[Dataset items]
## BEGIN
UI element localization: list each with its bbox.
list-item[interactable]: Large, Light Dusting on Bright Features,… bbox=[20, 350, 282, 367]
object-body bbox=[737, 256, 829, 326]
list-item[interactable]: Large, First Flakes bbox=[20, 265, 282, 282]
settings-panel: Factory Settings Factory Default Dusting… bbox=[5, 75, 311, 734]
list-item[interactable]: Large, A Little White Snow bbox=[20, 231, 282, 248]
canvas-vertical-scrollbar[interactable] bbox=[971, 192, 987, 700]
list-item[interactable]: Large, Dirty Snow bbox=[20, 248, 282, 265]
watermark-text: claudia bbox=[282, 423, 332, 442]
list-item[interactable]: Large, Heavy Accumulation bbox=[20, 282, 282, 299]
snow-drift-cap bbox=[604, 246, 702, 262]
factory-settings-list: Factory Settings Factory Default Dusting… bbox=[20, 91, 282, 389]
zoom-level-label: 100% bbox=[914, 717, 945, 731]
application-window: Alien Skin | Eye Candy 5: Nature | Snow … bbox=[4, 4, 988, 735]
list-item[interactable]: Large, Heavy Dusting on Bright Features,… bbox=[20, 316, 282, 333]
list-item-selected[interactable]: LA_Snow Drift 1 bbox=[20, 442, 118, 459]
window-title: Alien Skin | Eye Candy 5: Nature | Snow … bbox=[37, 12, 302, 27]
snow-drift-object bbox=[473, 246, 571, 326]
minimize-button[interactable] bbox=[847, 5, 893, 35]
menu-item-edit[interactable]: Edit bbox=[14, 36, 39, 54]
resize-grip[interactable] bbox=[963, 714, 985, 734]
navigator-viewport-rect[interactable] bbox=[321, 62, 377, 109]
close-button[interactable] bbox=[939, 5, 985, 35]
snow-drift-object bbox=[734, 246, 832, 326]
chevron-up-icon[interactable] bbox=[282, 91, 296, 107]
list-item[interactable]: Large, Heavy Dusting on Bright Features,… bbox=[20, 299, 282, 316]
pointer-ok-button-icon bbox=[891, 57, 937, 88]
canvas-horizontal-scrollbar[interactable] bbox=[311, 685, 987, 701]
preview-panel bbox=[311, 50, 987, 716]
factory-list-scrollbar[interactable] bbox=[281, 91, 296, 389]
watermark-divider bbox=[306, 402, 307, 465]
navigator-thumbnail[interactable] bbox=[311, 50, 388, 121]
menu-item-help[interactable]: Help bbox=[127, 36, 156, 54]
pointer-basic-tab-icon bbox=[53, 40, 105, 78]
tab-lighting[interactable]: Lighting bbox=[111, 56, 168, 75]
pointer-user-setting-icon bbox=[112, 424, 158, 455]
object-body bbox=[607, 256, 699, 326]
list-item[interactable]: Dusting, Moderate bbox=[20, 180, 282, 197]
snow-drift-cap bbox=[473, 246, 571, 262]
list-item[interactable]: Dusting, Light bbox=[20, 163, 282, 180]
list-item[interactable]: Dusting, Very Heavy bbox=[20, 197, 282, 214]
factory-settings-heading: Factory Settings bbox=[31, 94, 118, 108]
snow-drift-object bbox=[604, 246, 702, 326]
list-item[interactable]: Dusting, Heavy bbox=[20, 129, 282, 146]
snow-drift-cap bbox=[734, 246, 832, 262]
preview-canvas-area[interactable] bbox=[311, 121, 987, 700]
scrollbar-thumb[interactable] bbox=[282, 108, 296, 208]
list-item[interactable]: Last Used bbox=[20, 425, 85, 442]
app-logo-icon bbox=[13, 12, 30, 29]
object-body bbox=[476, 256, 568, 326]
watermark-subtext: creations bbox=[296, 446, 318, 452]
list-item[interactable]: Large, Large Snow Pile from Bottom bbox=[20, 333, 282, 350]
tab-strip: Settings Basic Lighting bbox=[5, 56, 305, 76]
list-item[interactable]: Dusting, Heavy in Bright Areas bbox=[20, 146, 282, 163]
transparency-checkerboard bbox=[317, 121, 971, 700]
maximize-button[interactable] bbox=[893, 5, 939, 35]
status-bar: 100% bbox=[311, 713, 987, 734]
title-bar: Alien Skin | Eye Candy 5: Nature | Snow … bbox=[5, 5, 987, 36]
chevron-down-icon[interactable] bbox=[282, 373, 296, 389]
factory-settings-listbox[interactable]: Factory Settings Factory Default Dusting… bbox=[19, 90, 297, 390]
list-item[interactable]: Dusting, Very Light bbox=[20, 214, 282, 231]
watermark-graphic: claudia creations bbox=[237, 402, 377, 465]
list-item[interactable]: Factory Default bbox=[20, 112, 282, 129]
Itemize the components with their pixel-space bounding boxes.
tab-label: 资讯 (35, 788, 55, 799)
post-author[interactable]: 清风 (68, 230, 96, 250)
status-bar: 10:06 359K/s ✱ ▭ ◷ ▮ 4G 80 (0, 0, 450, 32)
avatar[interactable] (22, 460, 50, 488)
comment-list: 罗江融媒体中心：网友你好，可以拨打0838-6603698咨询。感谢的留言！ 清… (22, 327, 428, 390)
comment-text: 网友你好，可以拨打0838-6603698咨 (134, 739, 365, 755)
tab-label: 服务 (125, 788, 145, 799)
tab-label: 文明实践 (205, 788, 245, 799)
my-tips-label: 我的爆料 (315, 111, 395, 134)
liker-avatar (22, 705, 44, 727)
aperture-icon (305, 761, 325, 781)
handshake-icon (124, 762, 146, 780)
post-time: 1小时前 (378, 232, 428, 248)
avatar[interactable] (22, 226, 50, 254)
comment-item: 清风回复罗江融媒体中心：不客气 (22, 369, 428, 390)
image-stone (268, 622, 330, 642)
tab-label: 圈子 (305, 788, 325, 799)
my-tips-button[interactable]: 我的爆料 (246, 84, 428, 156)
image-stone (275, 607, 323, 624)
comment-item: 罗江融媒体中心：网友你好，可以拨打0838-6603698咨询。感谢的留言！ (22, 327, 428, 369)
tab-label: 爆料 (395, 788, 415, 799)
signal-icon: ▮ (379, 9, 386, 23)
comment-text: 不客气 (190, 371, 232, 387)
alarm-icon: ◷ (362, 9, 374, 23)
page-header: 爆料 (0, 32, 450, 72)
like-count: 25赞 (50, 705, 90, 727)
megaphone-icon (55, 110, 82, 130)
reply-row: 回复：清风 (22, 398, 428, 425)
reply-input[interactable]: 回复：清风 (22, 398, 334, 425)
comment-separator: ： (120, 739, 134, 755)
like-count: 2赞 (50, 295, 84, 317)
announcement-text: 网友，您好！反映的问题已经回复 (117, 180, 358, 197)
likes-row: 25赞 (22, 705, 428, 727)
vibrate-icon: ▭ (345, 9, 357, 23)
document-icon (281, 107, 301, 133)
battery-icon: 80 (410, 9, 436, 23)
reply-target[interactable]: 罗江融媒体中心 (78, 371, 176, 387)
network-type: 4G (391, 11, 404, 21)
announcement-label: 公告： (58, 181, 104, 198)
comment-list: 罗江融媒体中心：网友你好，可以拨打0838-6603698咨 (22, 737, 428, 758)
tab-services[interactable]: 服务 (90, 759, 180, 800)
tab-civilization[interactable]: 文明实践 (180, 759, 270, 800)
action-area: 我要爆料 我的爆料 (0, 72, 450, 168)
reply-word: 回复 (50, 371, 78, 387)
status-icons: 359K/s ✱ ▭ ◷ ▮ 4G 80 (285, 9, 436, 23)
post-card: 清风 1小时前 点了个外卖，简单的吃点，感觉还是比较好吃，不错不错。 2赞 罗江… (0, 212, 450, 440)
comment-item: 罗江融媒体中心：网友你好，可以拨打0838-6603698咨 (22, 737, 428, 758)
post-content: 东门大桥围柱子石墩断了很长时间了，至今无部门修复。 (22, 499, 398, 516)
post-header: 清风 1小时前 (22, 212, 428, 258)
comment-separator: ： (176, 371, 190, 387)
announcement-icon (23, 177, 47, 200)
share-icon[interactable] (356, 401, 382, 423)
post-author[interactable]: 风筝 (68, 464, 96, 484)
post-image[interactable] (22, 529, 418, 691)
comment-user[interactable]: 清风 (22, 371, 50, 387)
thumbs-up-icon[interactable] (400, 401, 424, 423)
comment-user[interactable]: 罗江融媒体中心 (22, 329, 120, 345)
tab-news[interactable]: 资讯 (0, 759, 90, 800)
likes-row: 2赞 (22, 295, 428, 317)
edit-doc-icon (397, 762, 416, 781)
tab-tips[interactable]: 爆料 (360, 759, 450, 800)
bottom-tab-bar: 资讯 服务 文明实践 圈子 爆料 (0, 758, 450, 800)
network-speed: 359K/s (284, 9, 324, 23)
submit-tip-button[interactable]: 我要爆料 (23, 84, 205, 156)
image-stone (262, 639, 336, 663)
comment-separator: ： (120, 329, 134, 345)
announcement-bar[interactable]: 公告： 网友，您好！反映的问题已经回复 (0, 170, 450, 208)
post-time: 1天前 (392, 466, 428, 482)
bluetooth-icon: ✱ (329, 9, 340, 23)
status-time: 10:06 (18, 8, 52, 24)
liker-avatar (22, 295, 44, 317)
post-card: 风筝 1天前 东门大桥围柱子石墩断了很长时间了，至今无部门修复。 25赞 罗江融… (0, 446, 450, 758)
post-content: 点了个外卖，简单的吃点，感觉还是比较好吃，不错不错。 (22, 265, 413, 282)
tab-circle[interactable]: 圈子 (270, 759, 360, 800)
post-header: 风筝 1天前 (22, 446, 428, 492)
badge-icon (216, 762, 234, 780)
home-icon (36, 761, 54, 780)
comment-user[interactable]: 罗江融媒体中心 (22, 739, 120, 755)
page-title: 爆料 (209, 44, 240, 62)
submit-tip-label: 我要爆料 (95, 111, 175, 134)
## END
> [What the task requires] Copy the items from the first line through the line containing "snow-drift-cap bbox=[473, 246, 571, 262]", inclusive, renaming "object-body" to "drift-body" and leaving everything else unchanged.

> [Worked answer]
UI element localization: list each with its bbox.
list-item[interactable]: Large, Light Dusting on Bright Features,… bbox=[20, 350, 282, 367]
drift-body bbox=[737, 256, 829, 326]
list-item[interactable]: Large, First Flakes bbox=[20, 265, 282, 282]
settings-panel: Factory Settings Factory Default Dusting… bbox=[5, 75, 311, 734]
list-item[interactable]: Large, A Little White Snow bbox=[20, 231, 282, 248]
canvas-vertical-scrollbar[interactable] bbox=[971, 192, 987, 700]
list-item[interactable]: Large, Dirty Snow bbox=[20, 248, 282, 265]
watermark-text: claudia bbox=[282, 423, 332, 442]
list-item[interactable]: Large, Heavy Accumulation bbox=[20, 282, 282, 299]
snow-drift-cap bbox=[604, 246, 702, 262]
factory-settings-list: Factory Settings Factory Default Dusting… bbox=[20, 91, 282, 389]
zoom-level-label: 100% bbox=[914, 717, 945, 731]
application-window: Alien Skin | Eye Candy 5: Nature | Snow … bbox=[4, 4, 988, 735]
list-item[interactable]: Large, Heavy Dusting on Bright Features,… bbox=[20, 316, 282, 333]
list-item-selected[interactable]: LA_Snow Drift 1 bbox=[20, 442, 118, 459]
window-title: Alien Skin | Eye Candy 5: Nature | Snow … bbox=[37, 12, 302, 27]
snow-drift-object bbox=[473, 246, 571, 326]
minimize-button[interactable] bbox=[847, 5, 893, 35]
menu-item-edit[interactable]: Edit bbox=[14, 36, 39, 54]
resize-grip[interactable] bbox=[963, 714, 985, 734]
navigator-viewport-rect[interactable] bbox=[321, 62, 377, 109]
close-button[interactable] bbox=[939, 5, 985, 35]
snow-drift-object bbox=[734, 246, 832, 326]
chevron-up-icon[interactable] bbox=[282, 91, 296, 107]
list-item[interactable]: Large, Heavy Dusting on Bright Features,… bbox=[20, 299, 282, 316]
pointer-ok-button-icon bbox=[891, 57, 937, 88]
canvas-horizontal-scrollbar[interactable] bbox=[311, 685, 987, 701]
preview-panel bbox=[311, 50, 987, 716]
factory-list-scrollbar[interactable] bbox=[281, 91, 296, 389]
watermark-divider bbox=[306, 402, 307, 465]
navigator-thumbnail[interactable] bbox=[311, 50, 388, 121]
menu-item-help[interactable]: Help bbox=[127, 36, 156, 54]
pointer-basic-tab-icon bbox=[53, 40, 105, 78]
tab-lighting[interactable]: Lighting bbox=[111, 56, 168, 75]
pointer-user-setting-icon bbox=[112, 424, 158, 455]
drift-body bbox=[607, 256, 699, 326]
list-item[interactable]: Dusting, Moderate bbox=[20, 180, 282, 197]
snow-drift-cap bbox=[473, 246, 571, 262]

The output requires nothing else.